>>>

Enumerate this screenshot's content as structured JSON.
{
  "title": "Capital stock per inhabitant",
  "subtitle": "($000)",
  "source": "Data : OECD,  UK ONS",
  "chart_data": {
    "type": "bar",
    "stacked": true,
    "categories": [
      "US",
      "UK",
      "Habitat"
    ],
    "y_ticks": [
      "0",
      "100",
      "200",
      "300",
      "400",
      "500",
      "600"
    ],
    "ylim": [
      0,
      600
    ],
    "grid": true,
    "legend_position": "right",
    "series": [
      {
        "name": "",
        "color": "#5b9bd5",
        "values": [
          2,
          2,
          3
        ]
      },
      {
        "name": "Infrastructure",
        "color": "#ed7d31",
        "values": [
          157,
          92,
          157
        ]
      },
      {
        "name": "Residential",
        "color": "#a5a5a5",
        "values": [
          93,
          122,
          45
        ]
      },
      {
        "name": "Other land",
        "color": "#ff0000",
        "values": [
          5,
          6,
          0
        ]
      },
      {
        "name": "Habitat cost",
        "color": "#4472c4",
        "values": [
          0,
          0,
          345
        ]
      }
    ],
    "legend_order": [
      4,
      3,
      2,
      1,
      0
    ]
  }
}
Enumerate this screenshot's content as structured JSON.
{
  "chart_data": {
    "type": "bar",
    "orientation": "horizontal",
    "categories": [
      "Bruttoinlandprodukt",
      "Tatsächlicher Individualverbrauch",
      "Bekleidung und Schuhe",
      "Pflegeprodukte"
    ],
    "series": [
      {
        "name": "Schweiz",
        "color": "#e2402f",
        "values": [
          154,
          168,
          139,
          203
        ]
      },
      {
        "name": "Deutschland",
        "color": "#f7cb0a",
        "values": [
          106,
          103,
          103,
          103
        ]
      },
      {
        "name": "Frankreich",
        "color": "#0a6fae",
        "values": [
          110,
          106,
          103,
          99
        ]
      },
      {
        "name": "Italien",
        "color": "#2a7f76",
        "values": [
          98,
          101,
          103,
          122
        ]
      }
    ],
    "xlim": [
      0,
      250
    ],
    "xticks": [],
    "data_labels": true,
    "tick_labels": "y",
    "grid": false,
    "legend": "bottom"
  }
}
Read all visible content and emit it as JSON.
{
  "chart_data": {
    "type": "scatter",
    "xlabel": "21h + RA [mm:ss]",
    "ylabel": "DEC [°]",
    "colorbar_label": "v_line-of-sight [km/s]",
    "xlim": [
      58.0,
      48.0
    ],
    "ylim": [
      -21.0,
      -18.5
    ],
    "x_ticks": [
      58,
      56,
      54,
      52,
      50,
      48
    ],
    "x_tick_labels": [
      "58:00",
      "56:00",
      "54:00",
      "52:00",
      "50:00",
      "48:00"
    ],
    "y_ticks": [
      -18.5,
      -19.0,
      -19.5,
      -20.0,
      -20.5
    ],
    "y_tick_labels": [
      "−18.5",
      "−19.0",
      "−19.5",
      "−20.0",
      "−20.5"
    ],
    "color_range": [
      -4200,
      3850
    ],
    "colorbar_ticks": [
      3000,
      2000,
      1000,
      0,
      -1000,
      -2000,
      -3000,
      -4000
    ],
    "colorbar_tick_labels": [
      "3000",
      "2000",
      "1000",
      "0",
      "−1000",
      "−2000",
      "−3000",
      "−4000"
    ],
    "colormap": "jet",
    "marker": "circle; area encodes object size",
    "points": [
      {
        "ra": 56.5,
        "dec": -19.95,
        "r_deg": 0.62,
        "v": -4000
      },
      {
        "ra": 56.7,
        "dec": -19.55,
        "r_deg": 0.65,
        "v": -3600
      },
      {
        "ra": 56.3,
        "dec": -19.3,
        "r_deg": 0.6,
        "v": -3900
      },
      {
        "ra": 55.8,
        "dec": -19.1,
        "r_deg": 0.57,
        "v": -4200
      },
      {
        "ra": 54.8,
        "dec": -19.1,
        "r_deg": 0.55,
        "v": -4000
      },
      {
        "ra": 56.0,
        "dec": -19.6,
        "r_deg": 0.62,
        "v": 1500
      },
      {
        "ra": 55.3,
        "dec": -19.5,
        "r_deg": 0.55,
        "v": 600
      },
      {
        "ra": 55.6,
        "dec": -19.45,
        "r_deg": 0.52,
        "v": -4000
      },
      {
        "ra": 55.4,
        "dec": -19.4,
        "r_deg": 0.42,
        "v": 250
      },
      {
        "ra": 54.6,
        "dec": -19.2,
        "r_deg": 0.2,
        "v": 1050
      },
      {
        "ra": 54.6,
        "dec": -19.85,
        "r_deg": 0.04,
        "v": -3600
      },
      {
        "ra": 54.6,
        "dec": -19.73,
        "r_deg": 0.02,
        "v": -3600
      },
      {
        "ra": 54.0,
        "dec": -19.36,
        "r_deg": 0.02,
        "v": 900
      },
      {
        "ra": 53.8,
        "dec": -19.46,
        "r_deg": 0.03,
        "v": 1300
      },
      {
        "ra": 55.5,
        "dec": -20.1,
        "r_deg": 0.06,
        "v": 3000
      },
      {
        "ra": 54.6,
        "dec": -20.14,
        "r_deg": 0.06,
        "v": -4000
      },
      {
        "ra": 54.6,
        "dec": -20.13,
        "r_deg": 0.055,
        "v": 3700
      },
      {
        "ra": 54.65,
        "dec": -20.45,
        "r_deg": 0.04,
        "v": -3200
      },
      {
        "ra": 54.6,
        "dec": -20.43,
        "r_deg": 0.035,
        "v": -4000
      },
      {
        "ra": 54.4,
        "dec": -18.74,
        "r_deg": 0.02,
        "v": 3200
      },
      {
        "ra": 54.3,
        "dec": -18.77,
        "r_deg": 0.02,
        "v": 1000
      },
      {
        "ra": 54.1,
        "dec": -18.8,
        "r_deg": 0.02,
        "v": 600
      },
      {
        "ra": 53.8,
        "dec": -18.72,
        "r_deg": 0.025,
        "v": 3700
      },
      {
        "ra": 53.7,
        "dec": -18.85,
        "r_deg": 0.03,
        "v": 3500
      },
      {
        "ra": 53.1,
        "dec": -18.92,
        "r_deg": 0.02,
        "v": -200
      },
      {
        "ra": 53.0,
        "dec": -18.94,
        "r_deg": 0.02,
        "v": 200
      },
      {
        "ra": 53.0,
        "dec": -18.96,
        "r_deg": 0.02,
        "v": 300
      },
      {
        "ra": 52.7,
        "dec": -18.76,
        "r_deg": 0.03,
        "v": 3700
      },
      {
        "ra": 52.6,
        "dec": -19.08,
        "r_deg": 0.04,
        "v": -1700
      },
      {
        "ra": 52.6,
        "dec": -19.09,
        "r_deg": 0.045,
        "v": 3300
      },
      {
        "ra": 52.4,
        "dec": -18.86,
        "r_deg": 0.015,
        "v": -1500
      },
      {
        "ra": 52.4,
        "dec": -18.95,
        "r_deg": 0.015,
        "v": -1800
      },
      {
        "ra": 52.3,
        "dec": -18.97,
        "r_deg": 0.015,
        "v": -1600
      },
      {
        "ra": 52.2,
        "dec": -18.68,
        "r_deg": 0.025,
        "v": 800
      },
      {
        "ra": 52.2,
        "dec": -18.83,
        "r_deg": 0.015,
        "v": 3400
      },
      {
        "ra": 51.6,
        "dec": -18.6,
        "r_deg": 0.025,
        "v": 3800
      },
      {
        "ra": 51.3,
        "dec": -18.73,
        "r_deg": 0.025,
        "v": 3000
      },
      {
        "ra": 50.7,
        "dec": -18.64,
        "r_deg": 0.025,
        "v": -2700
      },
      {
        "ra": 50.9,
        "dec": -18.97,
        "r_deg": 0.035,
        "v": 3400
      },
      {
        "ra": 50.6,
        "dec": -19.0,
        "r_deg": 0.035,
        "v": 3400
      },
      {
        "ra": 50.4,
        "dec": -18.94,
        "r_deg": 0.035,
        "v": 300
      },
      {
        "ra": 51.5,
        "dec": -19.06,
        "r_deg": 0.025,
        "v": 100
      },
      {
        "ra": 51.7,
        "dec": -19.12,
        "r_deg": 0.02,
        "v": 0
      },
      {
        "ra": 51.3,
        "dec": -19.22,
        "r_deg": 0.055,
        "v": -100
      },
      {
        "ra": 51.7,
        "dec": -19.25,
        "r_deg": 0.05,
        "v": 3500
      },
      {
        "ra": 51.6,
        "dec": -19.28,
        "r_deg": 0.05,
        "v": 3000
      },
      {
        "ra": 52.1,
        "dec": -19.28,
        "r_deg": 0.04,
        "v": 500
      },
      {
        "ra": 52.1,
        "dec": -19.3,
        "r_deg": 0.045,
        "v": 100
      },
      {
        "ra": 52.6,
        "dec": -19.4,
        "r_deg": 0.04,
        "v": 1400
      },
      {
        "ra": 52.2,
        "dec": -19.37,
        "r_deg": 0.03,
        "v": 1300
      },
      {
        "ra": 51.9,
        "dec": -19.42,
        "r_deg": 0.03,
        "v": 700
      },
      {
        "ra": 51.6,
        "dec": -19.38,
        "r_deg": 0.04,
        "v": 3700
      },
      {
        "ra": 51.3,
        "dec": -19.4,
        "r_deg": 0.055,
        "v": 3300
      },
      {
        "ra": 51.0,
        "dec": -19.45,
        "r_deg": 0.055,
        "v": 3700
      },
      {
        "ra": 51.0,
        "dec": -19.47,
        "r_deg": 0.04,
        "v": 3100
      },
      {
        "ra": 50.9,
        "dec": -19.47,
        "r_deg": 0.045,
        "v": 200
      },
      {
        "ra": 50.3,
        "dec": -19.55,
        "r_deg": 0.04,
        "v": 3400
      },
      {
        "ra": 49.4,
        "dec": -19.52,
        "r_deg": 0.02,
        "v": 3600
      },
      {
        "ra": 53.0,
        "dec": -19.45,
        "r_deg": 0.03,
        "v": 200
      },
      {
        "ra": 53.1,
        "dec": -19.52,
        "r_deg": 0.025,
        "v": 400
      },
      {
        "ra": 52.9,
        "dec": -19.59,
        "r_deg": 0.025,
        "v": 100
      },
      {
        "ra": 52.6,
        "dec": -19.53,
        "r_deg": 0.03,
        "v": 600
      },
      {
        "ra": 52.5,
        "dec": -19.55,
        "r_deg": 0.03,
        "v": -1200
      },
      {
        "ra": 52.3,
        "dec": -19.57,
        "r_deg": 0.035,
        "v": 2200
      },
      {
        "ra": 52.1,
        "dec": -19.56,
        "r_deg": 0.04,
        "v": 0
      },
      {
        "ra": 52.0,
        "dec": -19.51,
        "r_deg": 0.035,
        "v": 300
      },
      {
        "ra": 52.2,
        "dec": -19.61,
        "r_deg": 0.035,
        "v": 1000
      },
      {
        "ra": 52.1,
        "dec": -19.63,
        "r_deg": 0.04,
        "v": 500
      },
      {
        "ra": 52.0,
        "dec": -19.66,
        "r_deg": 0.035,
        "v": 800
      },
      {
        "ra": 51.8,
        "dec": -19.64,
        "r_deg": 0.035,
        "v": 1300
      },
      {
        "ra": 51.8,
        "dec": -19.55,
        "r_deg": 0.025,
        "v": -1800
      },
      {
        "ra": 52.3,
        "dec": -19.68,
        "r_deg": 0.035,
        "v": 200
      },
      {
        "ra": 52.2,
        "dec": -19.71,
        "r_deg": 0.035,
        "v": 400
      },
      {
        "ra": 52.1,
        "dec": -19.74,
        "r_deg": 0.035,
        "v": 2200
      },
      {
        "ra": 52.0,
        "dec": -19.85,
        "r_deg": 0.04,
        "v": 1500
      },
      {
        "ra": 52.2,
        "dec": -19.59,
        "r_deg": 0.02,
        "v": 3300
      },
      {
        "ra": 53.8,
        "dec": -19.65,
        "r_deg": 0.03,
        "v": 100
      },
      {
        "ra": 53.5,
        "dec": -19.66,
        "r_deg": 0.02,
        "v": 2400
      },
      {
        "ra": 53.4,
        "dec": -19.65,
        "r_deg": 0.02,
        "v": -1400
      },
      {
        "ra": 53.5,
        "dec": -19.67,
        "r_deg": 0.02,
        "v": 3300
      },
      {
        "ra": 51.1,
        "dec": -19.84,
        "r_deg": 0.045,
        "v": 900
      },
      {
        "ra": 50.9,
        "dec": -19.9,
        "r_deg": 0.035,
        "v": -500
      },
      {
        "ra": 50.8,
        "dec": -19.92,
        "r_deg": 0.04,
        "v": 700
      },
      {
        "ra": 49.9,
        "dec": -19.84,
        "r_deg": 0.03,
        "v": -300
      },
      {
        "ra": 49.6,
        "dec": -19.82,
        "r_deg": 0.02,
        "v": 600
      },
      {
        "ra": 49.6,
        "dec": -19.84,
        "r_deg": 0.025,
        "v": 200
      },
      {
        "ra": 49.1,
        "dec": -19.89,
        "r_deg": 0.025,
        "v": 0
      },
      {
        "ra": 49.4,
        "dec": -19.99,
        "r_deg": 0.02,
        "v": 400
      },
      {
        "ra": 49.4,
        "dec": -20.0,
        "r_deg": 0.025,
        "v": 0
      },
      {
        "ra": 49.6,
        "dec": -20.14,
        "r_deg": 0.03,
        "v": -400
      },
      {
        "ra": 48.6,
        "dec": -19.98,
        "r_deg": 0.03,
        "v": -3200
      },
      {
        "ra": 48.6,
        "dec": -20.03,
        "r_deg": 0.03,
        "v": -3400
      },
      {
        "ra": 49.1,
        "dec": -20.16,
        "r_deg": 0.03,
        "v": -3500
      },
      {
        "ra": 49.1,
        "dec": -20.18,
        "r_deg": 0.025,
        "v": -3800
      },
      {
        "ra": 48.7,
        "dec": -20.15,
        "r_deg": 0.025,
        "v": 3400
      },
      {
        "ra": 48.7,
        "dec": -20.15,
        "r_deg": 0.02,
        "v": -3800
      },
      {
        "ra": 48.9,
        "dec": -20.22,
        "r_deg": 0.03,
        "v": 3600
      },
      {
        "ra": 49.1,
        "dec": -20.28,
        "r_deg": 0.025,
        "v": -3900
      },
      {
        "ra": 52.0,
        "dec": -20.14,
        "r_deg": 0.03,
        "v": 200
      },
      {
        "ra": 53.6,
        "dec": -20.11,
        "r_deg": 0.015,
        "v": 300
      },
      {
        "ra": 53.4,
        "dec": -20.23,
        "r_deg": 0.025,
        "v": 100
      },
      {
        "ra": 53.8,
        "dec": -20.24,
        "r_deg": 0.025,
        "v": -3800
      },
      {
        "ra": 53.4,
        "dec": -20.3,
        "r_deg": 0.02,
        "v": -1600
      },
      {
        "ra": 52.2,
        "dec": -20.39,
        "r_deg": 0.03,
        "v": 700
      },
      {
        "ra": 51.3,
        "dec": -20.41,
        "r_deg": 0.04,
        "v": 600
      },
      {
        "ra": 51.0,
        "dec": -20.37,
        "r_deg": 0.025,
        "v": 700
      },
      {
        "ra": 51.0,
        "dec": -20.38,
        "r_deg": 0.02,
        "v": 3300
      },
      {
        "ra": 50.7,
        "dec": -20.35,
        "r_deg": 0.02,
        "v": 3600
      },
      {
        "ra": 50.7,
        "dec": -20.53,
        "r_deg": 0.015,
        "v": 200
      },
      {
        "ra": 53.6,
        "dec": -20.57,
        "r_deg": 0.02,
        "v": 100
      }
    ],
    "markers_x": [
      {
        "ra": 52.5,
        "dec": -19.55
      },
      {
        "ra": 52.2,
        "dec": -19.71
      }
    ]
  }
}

<<<

What you will do – Look through the entries above. Extract each line with the word "name".

Answer for the task –
        "name": "",
        "name": "Infrastructure",
        "name": "Residential",
        "name": "Other land",
        "name": "Habitat cost",
        "name": "Schweiz",
        "name": "Deutschland",
        "name": "Frankreich",
        "name": "Italien",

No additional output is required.